[Start of Attachment]

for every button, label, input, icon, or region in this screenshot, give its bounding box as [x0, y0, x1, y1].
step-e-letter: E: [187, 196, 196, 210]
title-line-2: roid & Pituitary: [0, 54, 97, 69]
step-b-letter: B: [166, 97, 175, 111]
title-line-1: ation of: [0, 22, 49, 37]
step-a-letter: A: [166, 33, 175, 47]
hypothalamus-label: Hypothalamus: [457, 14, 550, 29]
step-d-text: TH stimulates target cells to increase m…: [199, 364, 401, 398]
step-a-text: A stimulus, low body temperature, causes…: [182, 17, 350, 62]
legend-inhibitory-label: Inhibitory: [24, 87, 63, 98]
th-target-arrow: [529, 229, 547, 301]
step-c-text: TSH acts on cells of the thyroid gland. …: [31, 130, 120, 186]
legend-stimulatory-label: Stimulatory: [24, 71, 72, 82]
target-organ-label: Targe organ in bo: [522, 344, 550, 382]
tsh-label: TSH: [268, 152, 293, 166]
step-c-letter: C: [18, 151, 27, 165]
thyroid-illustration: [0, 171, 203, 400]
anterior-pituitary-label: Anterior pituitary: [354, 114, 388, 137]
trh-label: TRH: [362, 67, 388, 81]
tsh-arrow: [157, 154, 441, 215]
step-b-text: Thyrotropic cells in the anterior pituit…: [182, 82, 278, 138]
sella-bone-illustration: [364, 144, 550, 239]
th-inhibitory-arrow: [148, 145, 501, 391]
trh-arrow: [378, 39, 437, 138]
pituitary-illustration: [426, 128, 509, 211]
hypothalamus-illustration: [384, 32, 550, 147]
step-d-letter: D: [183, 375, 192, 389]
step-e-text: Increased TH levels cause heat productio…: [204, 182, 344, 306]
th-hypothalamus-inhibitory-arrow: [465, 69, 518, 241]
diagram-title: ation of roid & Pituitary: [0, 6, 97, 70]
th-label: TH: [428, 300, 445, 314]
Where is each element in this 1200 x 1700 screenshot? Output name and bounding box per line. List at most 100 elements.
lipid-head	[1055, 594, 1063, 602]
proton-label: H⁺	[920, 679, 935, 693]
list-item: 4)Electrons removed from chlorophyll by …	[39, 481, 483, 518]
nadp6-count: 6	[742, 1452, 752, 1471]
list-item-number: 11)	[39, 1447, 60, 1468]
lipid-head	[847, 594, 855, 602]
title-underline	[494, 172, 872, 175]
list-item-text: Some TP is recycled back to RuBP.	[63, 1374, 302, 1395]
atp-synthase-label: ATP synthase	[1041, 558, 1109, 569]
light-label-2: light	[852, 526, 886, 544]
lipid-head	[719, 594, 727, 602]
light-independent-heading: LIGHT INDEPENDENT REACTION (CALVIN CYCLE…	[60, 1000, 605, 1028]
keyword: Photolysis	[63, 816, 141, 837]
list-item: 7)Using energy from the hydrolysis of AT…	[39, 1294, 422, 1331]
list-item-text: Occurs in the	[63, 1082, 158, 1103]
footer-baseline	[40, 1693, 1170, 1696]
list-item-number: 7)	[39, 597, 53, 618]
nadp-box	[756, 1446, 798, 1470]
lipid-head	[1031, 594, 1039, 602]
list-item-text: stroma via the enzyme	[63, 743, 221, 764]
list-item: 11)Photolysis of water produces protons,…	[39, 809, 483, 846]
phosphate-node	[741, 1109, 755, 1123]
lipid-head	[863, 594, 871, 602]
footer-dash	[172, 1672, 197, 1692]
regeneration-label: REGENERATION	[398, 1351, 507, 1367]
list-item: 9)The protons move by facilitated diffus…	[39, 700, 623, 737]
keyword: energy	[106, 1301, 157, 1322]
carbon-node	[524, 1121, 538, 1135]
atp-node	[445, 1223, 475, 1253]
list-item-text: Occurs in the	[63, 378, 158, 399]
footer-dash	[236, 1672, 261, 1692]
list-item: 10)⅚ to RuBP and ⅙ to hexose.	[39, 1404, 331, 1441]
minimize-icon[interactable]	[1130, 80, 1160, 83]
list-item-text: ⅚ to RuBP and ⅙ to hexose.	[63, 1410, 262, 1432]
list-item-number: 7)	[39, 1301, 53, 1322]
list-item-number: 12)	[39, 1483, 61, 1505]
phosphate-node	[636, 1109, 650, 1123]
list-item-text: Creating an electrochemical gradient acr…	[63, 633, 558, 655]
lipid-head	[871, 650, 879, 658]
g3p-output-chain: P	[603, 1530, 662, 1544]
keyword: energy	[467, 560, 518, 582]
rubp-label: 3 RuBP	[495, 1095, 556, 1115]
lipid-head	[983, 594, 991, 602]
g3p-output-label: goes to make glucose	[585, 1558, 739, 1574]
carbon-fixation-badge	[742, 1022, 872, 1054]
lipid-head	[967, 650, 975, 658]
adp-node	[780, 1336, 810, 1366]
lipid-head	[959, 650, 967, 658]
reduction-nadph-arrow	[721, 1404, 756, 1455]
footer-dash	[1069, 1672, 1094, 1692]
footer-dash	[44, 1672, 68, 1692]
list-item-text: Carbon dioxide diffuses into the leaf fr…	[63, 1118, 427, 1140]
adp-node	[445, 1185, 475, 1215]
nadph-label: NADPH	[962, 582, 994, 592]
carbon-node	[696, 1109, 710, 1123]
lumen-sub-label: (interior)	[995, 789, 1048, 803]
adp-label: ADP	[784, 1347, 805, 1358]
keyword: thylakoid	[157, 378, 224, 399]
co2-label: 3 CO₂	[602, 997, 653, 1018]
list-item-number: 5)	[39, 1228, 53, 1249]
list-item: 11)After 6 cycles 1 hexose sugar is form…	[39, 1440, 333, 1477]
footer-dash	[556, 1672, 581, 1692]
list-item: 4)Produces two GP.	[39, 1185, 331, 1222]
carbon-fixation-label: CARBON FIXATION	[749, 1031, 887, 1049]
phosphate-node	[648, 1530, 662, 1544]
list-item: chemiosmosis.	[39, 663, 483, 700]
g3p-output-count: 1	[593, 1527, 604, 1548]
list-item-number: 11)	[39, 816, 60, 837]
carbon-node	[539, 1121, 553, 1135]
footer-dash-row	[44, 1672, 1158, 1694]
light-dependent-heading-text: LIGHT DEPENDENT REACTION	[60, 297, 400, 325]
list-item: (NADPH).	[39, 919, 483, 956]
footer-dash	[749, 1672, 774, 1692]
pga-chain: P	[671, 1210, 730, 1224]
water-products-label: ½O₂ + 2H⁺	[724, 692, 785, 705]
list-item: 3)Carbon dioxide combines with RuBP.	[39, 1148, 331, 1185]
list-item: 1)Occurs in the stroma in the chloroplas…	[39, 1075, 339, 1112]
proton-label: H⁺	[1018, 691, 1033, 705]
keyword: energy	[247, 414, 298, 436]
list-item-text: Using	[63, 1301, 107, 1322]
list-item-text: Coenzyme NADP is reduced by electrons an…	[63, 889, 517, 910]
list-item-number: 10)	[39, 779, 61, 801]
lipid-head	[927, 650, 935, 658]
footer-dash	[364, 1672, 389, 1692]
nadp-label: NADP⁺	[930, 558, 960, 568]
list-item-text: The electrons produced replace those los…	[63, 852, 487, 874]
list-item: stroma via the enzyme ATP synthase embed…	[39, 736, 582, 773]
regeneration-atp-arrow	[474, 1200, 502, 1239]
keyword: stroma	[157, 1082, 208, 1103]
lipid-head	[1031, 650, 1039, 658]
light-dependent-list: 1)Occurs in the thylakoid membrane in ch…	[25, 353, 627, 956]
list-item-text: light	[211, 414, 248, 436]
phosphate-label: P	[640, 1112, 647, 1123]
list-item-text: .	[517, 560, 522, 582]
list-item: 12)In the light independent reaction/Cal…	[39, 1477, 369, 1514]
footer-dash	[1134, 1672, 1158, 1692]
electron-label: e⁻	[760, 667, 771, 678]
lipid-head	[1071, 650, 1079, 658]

[End of Attachment]

> **TASK REQUIREMENTS**: Where a line of the records contains the word "dioxide", copy that line.

> **SOLUTION TO THIS PROBLEM**:
list-item-text: Carbon dioxide diffuses into the leaf fr…	[63, 1118, 427, 1140]
list-item: 3)Carbon dioxide combines with RuBP.	[39, 1148, 331, 1185]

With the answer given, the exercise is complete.